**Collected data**

________________

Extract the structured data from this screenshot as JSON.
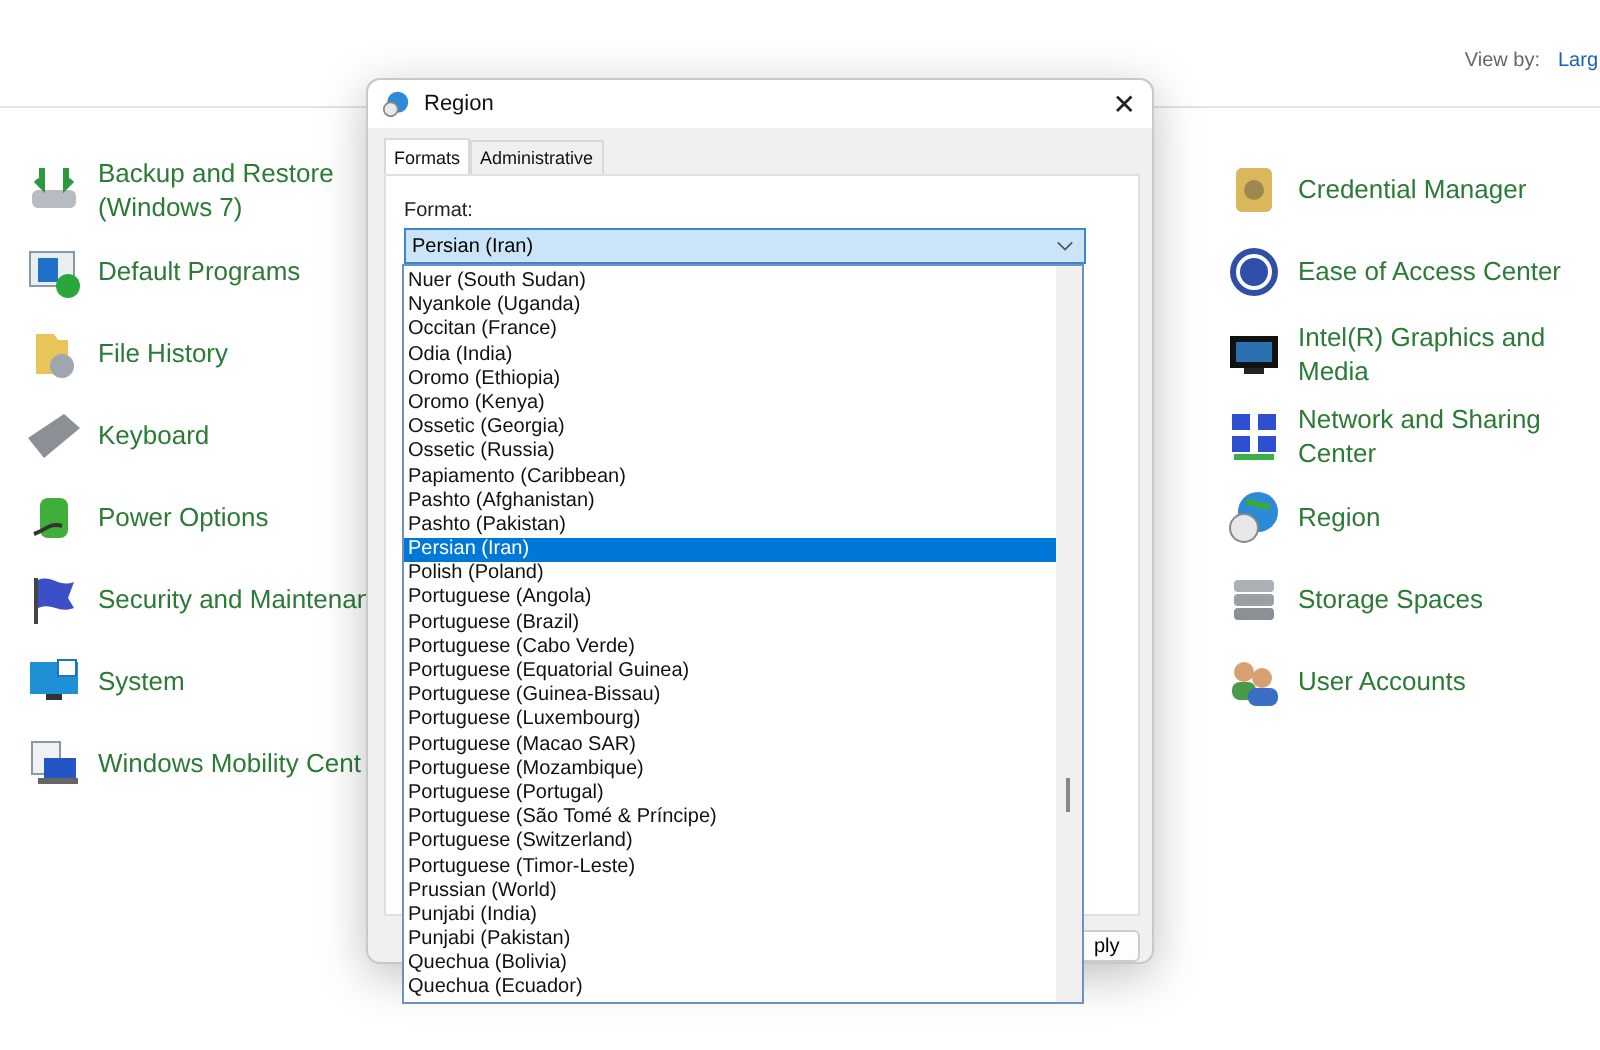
{
  "header": {
    "view_by_label": "View by:",
    "view_by_value": "Larg"
  },
  "left_items": [
    {
      "label": "Backup and Restore (Windows 7)"
    },
    {
      "label": "Default Programs"
    },
    {
      "label": "File History"
    },
    {
      "label": "Keyboard"
    },
    {
      "label": "Power Options"
    },
    {
      "label": "Security and Maintenan"
    },
    {
      "label": "System"
    },
    {
      "label": "Windows Mobility Cent"
    }
  ],
  "right_items": [
    {
      "label": "Credential Manager"
    },
    {
      "label": "Ease of Access Center"
    },
    {
      "label": "Intel(R) Graphics and Media"
    },
    {
      "label": "Network and Sharing Center"
    },
    {
      "label": "Region"
    },
    {
      "label": "Storage Spaces"
    },
    {
      "label": "User Accounts"
    }
  ],
  "dialog": {
    "title": "Region",
    "close": "✕",
    "tabs": [
      {
        "label": "Formats",
        "selected": true
      },
      {
        "label": "Administrative",
        "selected": false
      }
    ],
    "format_label": "Format:",
    "format_value": "Persian (Iran)",
    "apply_button": "ply",
    "dropdown_items": [
      {
        "label": "Nuer (South Sudan)",
        "selected": false
      },
      {
        "label": "Nyankole (Uganda)",
        "selected": false
      },
      {
        "label": "Occitan (France)",
        "selected": false
      },
      {
        "label": "Odia (India)",
        "selected": false
      },
      {
        "label": "Oromo (Ethiopia)",
        "selected": false
      },
      {
        "label": "Oromo (Kenya)",
        "selected": false
      },
      {
        "label": "Ossetic (Georgia)",
        "selected": false
      },
      {
        "label": "Ossetic (Russia)",
        "selected": false
      },
      {
        "label": "Papiamento (Caribbean)",
        "selected": false
      },
      {
        "label": "Pashto (Afghanistan)",
        "selected": false
      },
      {
        "label": "Pashto (Pakistan)",
        "selected": false
      },
      {
        "label": "Persian (Iran)",
        "selected": true
      },
      {
        "label": "Polish (Poland)",
        "selected": false
      },
      {
        "label": "Portuguese (Angola)",
        "selected": false
      },
      {
        "label": "Portuguese (Brazil)",
        "selected": false
      },
      {
        "label": "Portuguese (Cabo Verde)",
        "selected": false
      },
      {
        "label": "Portuguese (Equatorial Guinea)",
        "selected": false
      },
      {
        "label": "Portuguese (Guinea-Bissau)",
        "selected": false
      },
      {
        "label": "Portuguese (Luxembourg)",
        "selected": false
      },
      {
        "label": "Portuguese (Macao SAR)",
        "selected": false
      },
      {
        "label": "Portuguese (Mozambique)",
        "selected": false
      },
      {
        "label": "Portuguese (Portugal)",
        "selected": false
      },
      {
        "label": "Portuguese (São Tomé & Príncipe)",
        "selected": false
      },
      {
        "label": "Portuguese (Switzerland)",
        "selected": false
      },
      {
        "label": "Portuguese (Timor-Leste)",
        "selected": false
      },
      {
        "label": "Prussian (World)",
        "selected": false
      },
      {
        "label": "Punjabi (India)",
        "selected": false
      },
      {
        "label": "Punjabi (Pakistan)",
        "selected": false
      },
      {
        "label": "Quechua (Bolivia)",
        "selected": false
      },
      {
        "label": "Quechua (Ecuador)",
        "selected": false
      }
    ]
  }
}
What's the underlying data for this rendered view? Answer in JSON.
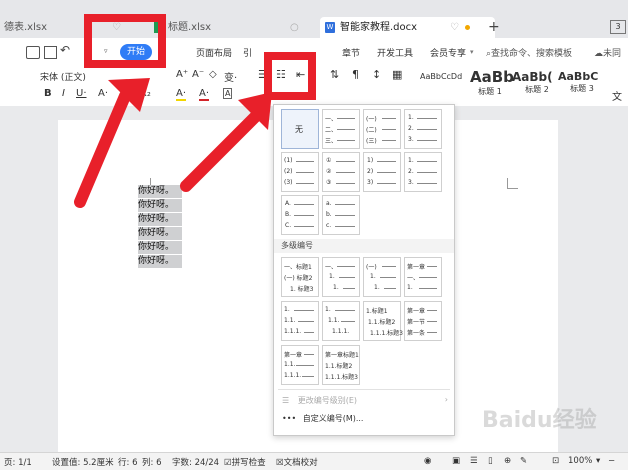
{
  "tabs": [
    {
      "label": "德表.xlsx",
      "close": "♡"
    },
    {
      "label": "标题.xlsx",
      "close": "○"
    },
    {
      "label": "智能家教程.docx",
      "close": "♡"
    }
  ],
  "tab_add": "+",
  "tab_count": "3",
  "menu": {
    "start": "开始",
    "items": [
      "页面布局",
      "引",
      "章节",
      "开发工具",
      "会员专享"
    ],
    "search_placeholder": "查找命令、搜索模板",
    "cloud": "未同"
  },
  "toolbar": {
    "font_name": "宋体 (正文)",
    "font_size_btns": [
      "A⁺",
      "A⁻",
      "◇",
      "变·"
    ],
    "format_btns": [
      "B",
      "I",
      "U·",
      "A·",
      "X²",
      "X₂",
      "A·",
      "A·",
      "A"
    ],
    "styles": [
      {
        "preview": "AaBbCcDd",
        "name": "正文"
      },
      {
        "preview": "AaBb",
        "name": "标题 1"
      },
      {
        "preview": "AaBb(",
        "name": "标题 2"
      },
      {
        "preview": "AaBbC",
        "name": "标题 3"
      }
    ],
    "more": "文"
  },
  "document": {
    "lines": [
      "你好呀。",
      "你好呀。",
      "你好呀。",
      "你好呀。",
      "你好呀。",
      "你好呀。"
    ]
  },
  "dropdown": {
    "none_label": "无",
    "section_title": "多级编号",
    "bullet_cells": [
      [
        "一、",
        "二、",
        "三、"
      ],
      [
        "(一)",
        "(二)",
        "(三)"
      ],
      [
        "1.",
        "2.",
        "3."
      ],
      [
        "(1)",
        "(2)",
        "(3)"
      ],
      [
        "①",
        "②",
        "③"
      ],
      [
        "1)",
        "2)",
        "3)"
      ],
      [
        "1.",
        "2.",
        "3."
      ],
      [
        "A.",
        "B.",
        "C."
      ],
      [
        "a.",
        "b.",
        "c."
      ]
    ],
    "multi_cells": [
      [
        "一、标题1",
        "(一) 标题2",
        "1. 标题3"
      ],
      [
        "一、",
        "1.",
        "1."
      ],
      [
        "(一)",
        "1.",
        "1."
      ],
      [
        "第一章",
        "一、",
        "1."
      ],
      [
        "1.",
        "1.1.",
        "1.1.1."
      ],
      [
        "1.",
        "1.1.",
        "1.1.1."
      ],
      [
        "1.标题1",
        "1.1.标题2",
        "1.1.1.标题3"
      ],
      [
        "第一章",
        "第一节",
        "第一条"
      ],
      [
        "第一章",
        "1.1.",
        "1.1.1."
      ],
      [
        "第一章标题1",
        "1.1.标题2",
        "1.1.1.标题3"
      ]
    ],
    "change_level": "更改编号级别(E)",
    "custom": "自定义编号(M)..."
  },
  "status": {
    "page": "页: 1/1",
    "setting": "设置值: 5.2厘米",
    "row": "行: 6",
    "col": "列: 6",
    "words": "字数: 24/24",
    "spell": "拼写检查",
    "doccheck": "文档校对",
    "zoom": "100%"
  },
  "watermark": "Baidu经验",
  "colors": {
    "accent": "#2f7cf6",
    "annotation": "#e8202a"
  }
}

________________

**SET EXERCISE**
From the entries above, copy each line holding "India".

**TASK OUTPUT**
        "label": "Odia (India)",
        "label": "Punjabi (India)",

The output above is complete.